___ DATASET ___

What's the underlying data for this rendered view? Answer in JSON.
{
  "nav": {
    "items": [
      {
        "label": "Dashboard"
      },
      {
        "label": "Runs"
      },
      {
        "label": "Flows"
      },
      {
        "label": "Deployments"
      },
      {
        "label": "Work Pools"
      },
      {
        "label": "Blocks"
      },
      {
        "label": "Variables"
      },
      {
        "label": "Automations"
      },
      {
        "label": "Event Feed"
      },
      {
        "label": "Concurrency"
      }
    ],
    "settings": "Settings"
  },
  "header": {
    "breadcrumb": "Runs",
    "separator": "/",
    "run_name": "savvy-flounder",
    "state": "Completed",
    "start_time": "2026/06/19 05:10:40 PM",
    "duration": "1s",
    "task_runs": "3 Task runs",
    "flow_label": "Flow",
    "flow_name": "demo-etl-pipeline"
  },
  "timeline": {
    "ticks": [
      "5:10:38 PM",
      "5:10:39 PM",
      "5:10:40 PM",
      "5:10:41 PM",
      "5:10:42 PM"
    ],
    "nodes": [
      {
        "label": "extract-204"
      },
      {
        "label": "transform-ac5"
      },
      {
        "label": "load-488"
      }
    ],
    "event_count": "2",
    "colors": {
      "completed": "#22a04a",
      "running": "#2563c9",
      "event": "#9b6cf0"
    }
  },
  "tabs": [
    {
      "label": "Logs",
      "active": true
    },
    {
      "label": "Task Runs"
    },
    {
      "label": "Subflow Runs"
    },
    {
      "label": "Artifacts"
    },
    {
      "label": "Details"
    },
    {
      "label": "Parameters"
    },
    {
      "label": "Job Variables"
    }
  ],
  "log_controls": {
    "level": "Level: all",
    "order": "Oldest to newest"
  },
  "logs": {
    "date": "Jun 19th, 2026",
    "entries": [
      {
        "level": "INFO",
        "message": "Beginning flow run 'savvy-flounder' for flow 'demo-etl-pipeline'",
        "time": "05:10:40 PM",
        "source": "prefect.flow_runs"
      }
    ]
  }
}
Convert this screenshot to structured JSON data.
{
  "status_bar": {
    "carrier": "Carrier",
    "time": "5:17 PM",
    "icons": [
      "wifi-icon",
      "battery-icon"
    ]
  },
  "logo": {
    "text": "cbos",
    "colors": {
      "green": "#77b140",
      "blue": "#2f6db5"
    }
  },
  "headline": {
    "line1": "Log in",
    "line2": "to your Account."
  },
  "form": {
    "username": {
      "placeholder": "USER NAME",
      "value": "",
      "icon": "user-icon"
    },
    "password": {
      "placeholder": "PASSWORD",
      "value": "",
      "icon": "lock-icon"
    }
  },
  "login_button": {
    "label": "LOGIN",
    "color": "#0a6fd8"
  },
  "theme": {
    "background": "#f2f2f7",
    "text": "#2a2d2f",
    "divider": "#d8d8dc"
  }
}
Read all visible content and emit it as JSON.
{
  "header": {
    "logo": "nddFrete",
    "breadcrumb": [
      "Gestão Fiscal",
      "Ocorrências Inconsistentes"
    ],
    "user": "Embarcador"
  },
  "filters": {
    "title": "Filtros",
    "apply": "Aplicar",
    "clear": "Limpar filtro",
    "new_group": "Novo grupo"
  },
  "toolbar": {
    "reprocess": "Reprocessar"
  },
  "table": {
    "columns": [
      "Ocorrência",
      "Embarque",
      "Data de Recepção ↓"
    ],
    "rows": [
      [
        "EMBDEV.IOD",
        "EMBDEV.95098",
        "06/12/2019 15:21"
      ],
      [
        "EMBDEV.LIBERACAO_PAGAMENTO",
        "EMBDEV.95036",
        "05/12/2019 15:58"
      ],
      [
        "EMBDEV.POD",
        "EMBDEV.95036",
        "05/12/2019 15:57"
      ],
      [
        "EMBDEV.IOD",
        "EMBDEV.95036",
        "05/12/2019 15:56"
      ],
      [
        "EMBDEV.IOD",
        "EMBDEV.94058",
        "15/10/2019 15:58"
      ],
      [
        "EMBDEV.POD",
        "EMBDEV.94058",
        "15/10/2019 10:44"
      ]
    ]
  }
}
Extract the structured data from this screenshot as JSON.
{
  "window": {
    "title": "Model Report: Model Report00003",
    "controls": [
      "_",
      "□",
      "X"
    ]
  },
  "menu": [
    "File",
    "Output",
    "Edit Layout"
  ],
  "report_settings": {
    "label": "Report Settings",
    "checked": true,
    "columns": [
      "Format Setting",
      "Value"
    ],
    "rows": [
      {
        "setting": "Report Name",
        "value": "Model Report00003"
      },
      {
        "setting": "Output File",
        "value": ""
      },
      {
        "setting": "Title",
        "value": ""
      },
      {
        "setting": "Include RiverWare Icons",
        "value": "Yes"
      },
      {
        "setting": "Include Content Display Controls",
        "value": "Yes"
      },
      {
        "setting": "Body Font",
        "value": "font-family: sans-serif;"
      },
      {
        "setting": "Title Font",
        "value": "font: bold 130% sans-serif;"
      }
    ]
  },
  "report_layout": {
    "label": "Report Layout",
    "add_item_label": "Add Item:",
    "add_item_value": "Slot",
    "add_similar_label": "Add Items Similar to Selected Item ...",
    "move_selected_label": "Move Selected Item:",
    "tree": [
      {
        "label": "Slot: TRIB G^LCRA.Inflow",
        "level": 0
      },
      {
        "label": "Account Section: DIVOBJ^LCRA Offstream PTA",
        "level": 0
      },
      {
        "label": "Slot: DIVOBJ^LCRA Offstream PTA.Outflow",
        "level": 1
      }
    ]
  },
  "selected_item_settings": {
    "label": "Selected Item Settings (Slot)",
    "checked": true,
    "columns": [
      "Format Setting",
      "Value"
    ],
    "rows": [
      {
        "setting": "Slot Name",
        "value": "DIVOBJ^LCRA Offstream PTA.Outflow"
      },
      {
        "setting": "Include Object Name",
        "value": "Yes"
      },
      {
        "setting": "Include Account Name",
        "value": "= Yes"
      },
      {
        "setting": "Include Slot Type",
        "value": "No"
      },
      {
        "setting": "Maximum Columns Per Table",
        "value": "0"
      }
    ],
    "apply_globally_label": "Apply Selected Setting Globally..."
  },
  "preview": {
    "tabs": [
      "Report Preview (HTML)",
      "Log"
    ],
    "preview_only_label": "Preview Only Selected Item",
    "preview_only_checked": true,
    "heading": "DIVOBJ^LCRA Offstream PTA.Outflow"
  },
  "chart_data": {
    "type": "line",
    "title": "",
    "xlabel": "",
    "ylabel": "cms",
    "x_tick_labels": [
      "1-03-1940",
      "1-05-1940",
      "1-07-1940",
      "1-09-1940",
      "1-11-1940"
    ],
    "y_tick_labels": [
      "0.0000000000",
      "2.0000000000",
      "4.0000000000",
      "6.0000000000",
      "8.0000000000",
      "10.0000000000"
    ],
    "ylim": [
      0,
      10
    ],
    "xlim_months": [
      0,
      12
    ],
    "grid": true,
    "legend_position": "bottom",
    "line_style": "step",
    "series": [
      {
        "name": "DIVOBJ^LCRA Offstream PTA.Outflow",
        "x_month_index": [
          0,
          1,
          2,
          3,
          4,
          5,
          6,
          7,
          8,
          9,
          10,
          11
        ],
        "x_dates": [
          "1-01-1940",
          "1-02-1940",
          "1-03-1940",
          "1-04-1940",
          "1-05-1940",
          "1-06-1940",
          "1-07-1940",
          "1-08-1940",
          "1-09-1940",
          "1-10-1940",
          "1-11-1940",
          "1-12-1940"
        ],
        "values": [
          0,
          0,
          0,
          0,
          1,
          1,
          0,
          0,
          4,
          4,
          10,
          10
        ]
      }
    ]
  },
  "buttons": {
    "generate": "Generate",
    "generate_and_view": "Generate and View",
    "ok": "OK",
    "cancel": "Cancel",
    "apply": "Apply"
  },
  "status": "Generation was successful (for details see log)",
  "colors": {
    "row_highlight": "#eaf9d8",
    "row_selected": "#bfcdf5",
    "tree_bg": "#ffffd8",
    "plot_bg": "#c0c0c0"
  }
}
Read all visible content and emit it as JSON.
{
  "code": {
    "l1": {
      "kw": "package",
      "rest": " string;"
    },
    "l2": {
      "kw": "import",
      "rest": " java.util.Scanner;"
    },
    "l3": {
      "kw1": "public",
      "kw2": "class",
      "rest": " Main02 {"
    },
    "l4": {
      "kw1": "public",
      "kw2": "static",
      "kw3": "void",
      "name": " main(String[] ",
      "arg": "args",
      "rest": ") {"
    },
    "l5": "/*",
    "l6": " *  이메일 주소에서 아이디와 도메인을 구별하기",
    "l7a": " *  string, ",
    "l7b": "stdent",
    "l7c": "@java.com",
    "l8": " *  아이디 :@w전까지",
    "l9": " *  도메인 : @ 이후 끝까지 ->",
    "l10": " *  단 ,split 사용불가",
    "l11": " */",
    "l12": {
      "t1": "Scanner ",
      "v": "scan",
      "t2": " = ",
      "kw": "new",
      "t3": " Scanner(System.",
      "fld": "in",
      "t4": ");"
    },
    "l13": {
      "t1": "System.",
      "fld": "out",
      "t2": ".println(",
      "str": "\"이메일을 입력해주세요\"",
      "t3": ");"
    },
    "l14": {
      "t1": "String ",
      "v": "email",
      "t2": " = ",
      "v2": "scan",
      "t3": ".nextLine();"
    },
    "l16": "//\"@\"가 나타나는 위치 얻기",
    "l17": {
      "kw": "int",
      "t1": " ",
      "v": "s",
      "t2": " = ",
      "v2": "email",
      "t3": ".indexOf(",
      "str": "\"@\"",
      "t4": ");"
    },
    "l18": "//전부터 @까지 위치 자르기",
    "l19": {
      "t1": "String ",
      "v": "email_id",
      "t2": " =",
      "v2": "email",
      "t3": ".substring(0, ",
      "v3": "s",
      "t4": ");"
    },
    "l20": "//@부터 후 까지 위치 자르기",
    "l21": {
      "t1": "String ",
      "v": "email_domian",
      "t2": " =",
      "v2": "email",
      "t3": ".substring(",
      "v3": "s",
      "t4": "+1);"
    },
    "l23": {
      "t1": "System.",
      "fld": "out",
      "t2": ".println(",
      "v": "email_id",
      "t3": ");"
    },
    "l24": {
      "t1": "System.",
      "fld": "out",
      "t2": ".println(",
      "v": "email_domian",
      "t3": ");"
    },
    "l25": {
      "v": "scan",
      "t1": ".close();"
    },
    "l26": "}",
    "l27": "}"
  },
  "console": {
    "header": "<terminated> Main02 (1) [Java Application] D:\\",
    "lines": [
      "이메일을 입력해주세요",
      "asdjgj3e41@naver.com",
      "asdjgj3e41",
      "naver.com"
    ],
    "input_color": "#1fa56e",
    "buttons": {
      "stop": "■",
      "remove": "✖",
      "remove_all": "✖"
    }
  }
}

___

(WORK TO BE COMPLETED) Using the listing above, show every line that includes the string "sans".

(RESPONSE TO THE EXERCISE)
        "value": "font-family: sans-serif;"
        "value": "font: bold 130% sans-serif;"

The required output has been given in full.